### Objective
You are to retype all of the data exactly as it appears.

### Data section
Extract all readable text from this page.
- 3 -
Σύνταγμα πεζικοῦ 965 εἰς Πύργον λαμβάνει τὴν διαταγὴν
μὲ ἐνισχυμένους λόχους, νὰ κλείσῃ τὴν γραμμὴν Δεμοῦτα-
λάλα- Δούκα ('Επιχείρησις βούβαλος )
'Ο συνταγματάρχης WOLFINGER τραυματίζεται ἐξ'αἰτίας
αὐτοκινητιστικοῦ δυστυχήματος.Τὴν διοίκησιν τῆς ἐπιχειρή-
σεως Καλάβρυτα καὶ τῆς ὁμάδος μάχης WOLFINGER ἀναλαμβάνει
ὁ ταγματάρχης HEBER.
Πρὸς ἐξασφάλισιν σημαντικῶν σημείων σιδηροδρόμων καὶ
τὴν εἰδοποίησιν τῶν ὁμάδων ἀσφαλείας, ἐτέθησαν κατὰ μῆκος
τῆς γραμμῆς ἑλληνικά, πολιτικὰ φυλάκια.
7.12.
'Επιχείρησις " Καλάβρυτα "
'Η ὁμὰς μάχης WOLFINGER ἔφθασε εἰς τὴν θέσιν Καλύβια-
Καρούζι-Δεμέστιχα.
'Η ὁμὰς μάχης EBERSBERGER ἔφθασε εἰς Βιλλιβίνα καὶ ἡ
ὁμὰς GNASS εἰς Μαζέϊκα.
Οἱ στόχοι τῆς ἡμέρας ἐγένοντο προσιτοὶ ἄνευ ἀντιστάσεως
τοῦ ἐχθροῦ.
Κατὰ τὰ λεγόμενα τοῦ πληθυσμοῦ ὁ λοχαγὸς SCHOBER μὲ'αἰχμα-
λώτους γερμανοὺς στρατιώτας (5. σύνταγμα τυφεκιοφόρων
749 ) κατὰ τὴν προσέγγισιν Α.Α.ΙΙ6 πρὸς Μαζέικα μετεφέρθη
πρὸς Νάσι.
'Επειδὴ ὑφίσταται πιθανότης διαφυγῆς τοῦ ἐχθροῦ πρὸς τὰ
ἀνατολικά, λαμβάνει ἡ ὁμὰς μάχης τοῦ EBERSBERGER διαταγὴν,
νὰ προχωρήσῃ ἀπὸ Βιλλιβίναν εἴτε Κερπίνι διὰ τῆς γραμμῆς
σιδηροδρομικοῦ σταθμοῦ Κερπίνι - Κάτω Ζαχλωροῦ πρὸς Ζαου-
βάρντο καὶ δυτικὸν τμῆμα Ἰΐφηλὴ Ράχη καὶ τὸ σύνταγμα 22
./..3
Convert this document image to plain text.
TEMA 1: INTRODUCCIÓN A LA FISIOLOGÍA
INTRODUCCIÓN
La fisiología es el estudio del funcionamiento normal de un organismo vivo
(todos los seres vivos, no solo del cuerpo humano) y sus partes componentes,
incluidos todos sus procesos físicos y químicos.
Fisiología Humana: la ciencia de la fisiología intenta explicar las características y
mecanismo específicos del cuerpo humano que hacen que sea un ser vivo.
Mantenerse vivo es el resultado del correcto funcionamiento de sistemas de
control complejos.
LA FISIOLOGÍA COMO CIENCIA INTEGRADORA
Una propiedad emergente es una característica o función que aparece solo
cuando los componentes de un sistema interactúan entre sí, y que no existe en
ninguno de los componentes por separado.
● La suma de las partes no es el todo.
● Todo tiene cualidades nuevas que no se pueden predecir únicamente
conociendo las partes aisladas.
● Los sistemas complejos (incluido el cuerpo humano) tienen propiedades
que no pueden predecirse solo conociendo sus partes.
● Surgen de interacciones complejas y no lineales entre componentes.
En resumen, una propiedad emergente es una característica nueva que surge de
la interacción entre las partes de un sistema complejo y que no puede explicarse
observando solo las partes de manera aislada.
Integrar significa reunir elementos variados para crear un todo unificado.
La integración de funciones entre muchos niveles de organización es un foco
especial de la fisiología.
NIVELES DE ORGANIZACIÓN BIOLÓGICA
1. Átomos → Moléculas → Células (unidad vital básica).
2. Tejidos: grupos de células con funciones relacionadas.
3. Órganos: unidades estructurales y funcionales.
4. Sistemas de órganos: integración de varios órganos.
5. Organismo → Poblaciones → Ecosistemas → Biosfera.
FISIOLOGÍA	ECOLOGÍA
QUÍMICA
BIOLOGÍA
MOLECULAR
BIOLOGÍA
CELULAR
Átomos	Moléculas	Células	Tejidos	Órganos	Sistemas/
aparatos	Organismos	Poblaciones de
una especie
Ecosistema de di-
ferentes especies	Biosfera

### The output
Extract all readable text from this page.
- 3 -
Σύνταγμα πεζικοῦ 965 εἰς Πύργον λαμβάνει τὴν διαταγὴν
μὲ ἐνισχυμένους λόχους, νὰ κλείσῃ τὴν γραμμὴν Δεμοῦτα-
λάλα- Δούκα ('Επιχείρησις βούβαλος )
'Ο συνταγματάρχης WOLFINGER τραυματίζεται ἐξ'αἰτίας
αὐτοκινητιστικοῦ δυστυχήματος.Τὴν διοίκησιν τῆς ἐπιχειρή-
σεως Καλάβρυτα καὶ τῆς ὁμάδος μάχης WOLFINGER ἀναλαμβάνει
ὁ ταγματάρχης HEBER.
Πρὸς ἐξασφάλισιν σημαντικῶν σημείων σιδηροδρόμων καὶ
τὴν εἰδοποίησιν τῶν ὁμάδων ἀσφαλείας, ἐτέθησαν κατὰ μῆκος
τῆς γραμμῆς ἑλληνικά, πολιτικὰ φυλάκια.
7.12.
'Επιχείρησις " Καλάβρυτα "
'Η ὁμὰς μάχης WOLFINGER ἔφθασε εἰς τὴν θέσιν Καλύβια-
Καρούζι-Δεμέστιχα.
'Η ὁμὰς μάχης EBERSBERGER ἔφθασε εἰς Βιλλιβίνα καὶ ἡ
ὁμὰς GNASS εἰς Μαζέϊκα.
Οἱ στόχοι τῆς ἡμέρας ἐγένοντο προσιτοὶ ἄνευ ἀντιστάσεως
τοῦ ἐχθροῦ.
Κατὰ τὰ λεγόμενα τοῦ πληθυσμοῦ ὁ λοχαγὸς SCHOBER μὲ'αἰχμα-
λώτους γερμανοὺς στρατιώτας (5. σύνταγμα τυφεκιοφόρων
749 ) κατὰ τὴν προσέγγισιν Α.Α.ΙΙ6 πρὸς Μαζέικα μετεφέρθη
πρὸς Νάσι.
'Επειδὴ ὑφίσταται πιθανότης διαφυγῆς τοῦ ἐχθροῦ πρὸς τὰ
ἀνατολικά, λαμβάνει ἡ ὁμὰς μάχης τοῦ EBERSBERGER διαταγὴν,
νὰ προχωρήσῃ ἀπὸ Βιλλιβίναν εἴτε Κερπίνι διὰ τῆς γραμμῆς
σιδηροδρομικοῦ σταθμοῦ Κερπίνι - Κάτω Ζαχλωροῦ πρὸς Ζαου-
βάρντο καὶ δυτικὸν τμῆμα Ἰΐφηλὴ Ράχη καὶ τὸ σύνταγμα 22
./..3
Convert this document image to plain text.
TEMA 1: INTRODUCCIÓN A LA FISIOLOGÍA
INTRODUCCIÓN
La fisiología es el estudio del funcionamiento normal de un organismo vivo
(todos los seres vivos, no solo del cuerpo humano) y sus partes componentes,
incluidos todos sus procesos físicos y químicos.
Fisiología Humana: la ciencia de la fisiología intenta explicar las características y
mecanismo específicos del cuerpo humano que hacen que sea un ser vivo.
Mantenerse vivo es el resultado del correcto funcionamiento de sistemas de
control complejos.
LA FISIOLOGÍA COMO CIENCIA INTEGRADORA
Una propiedad emergente es una característica o función que aparece solo
cuando los componentes de un sistema interactúan entre sí, y que no existe en
ninguno de los componentes por separado.
● La suma de las partes no es el todo.
● Todo tiene cualidades nuevas que no se pueden predecir únicamente
conociendo las partes aisladas.
● Los sistemas complejos (incluido el cuerpo humano) tienen propiedades
que no pueden predecirse solo conociendo sus partes.
● Surgen de interacciones complejas y no lineales entre componentes.
En resumen, una propiedad emergente es una característica nueva que surge de
la interacción entre las partes de un sistema complejo y que no puede explicarse
observando solo las partes de manera aislada.
Integrar significa reunir elementos variados para crear un todo unificado.
La integración de funciones entre muchos niveles de organización es un foco
especial de la fisiología.
NIVELES DE ORGANIZACIÓN BIOLÓGICA
1. Átomos → Moléculas → Células (unidad vital básica).
2. Tejidos: grupos de células con funciones relacionadas.
3. Órganos: unidades estructurales y funcionales.
4. Sistemas de órganos: integración de varios órganos.
5. Organismo → Poblaciones → Ecosistemas → Biosfera.
FISIOLOGÍA	ECOLOGÍA
QUÍMICA
BIOLOGÍA
MOLECULAR
BIOLOGÍA
CELULAR
Átomos	Moléculas	Células	Tejidos	Órganos	Sistemas/
aparatos	Organismos	Poblaciones de
una especie
Ecosistema de di-
ferentes especies	Biosfera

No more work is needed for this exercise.